- **Written request**: Each line of the listing that contains the word "number" is to be copied.
━━━━━━━━━━━━━━━━
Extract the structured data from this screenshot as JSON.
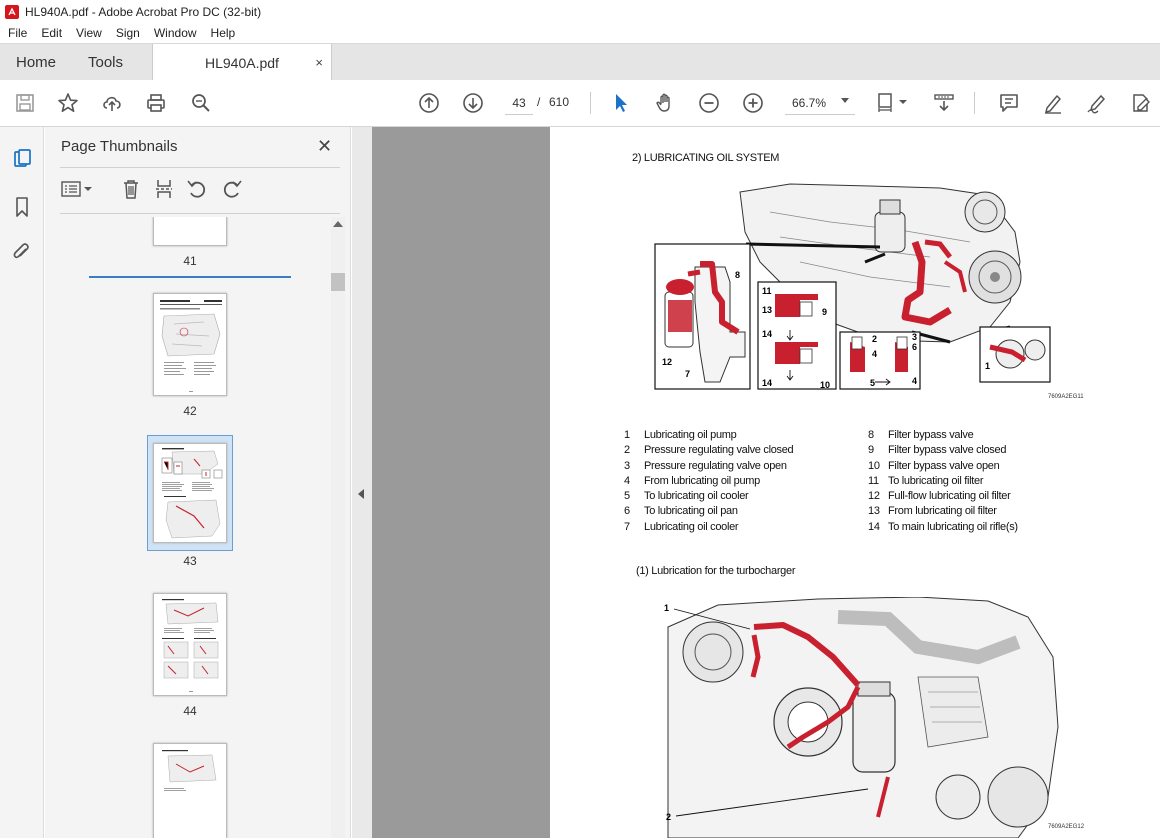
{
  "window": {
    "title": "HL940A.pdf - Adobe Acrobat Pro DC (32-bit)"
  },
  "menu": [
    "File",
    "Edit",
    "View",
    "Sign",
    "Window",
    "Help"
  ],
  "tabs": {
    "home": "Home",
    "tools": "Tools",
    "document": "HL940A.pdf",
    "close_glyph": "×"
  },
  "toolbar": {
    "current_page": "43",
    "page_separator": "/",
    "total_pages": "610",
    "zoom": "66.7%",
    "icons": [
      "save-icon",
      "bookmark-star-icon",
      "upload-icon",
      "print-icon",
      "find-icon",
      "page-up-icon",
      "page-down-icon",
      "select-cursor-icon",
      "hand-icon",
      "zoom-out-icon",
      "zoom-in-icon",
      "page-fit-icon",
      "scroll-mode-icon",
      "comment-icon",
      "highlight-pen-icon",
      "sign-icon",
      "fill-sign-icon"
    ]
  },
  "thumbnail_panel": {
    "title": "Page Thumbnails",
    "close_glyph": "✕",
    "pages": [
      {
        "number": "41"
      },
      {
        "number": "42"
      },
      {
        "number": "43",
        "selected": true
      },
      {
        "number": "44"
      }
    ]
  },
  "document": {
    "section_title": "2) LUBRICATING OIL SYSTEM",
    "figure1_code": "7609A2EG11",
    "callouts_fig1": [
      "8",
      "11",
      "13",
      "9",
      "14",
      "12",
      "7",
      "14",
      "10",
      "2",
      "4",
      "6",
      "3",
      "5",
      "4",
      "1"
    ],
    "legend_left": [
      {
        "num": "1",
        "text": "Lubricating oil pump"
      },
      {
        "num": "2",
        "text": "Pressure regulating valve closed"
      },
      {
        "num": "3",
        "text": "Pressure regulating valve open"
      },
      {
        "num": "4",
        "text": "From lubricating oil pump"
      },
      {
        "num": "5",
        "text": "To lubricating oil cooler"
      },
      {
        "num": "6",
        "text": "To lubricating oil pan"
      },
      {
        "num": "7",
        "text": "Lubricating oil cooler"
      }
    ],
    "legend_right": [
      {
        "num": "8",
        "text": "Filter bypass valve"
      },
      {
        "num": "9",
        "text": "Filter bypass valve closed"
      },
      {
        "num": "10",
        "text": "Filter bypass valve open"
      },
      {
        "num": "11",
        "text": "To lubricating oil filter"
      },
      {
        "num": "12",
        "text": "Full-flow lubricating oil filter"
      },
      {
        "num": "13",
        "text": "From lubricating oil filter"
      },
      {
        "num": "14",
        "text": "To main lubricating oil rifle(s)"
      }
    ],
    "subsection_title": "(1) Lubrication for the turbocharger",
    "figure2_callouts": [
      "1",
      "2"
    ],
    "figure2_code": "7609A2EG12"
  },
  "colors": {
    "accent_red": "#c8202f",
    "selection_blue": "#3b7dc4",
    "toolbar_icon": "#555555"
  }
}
━━━━━━━━━━━━━━━━
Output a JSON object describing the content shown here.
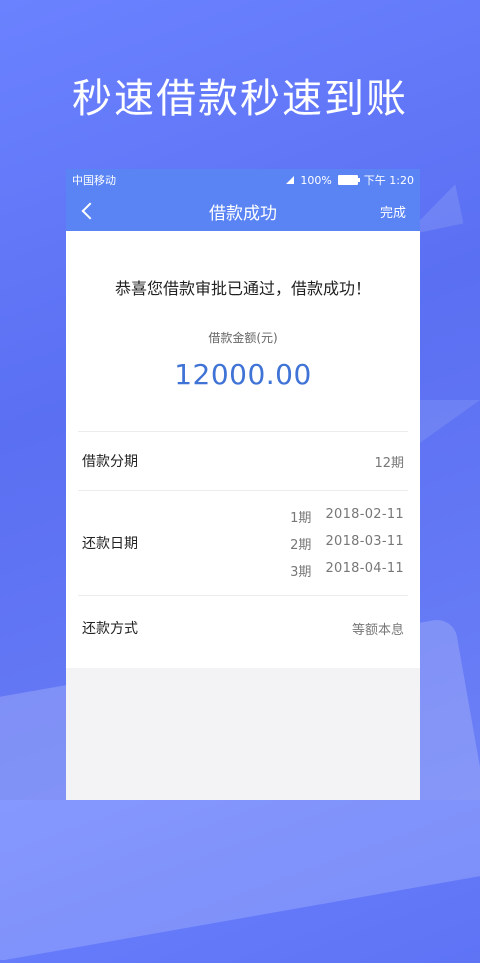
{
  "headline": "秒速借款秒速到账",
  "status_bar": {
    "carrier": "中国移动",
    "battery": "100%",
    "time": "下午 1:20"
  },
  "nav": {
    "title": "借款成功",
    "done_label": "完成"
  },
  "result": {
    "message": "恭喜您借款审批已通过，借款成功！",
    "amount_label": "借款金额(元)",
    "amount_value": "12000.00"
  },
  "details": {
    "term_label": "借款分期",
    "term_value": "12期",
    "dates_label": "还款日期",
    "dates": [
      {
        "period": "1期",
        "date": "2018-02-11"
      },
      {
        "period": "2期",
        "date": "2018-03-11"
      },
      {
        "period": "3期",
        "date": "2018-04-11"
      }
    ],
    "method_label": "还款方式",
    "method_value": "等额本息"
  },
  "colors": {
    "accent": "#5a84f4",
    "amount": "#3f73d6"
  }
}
━━━━━━━━━━━━━━━━
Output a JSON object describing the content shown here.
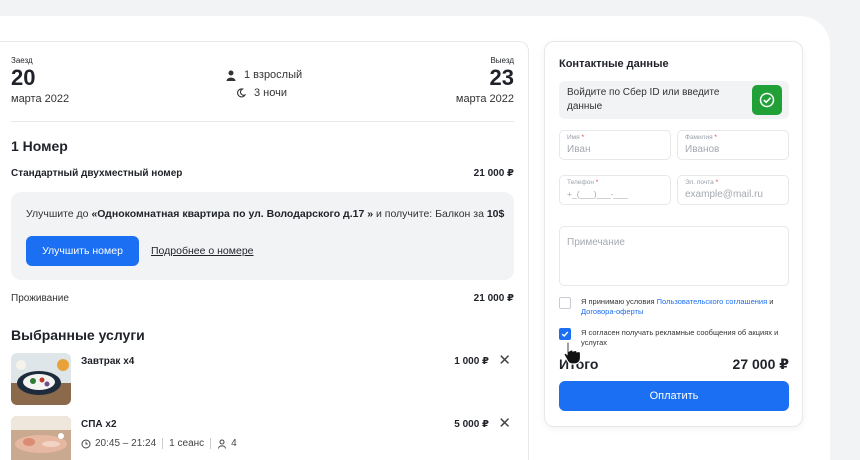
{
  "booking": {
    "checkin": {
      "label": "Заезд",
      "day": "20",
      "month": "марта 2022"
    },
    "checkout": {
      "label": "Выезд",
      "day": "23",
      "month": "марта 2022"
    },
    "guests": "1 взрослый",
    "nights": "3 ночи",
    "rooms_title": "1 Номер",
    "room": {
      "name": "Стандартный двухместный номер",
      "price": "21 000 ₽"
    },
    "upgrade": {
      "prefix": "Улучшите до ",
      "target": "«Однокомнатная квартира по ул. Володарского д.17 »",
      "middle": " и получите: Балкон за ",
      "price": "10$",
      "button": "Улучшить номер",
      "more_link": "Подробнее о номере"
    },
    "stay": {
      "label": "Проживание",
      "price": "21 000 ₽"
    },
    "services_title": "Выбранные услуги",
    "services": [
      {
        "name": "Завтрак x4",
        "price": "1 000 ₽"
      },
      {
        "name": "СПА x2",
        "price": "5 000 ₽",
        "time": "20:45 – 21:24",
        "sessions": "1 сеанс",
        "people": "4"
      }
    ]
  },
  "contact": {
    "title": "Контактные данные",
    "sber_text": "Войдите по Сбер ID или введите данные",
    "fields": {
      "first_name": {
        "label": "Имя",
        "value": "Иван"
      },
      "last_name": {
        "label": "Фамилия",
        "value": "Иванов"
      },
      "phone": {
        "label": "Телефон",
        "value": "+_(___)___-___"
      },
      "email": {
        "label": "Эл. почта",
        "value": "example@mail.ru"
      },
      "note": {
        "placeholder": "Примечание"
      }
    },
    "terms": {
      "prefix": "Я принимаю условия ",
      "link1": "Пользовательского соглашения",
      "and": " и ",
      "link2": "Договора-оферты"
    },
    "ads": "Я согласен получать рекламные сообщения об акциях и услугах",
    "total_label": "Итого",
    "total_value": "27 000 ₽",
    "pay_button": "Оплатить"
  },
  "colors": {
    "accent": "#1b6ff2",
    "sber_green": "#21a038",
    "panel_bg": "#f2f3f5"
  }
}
━━━━━━━━━━━━━━━━
- **Solution for this problem**:
        "number": "41"
        "number": "42"
        "number": "43",
        "number": "44"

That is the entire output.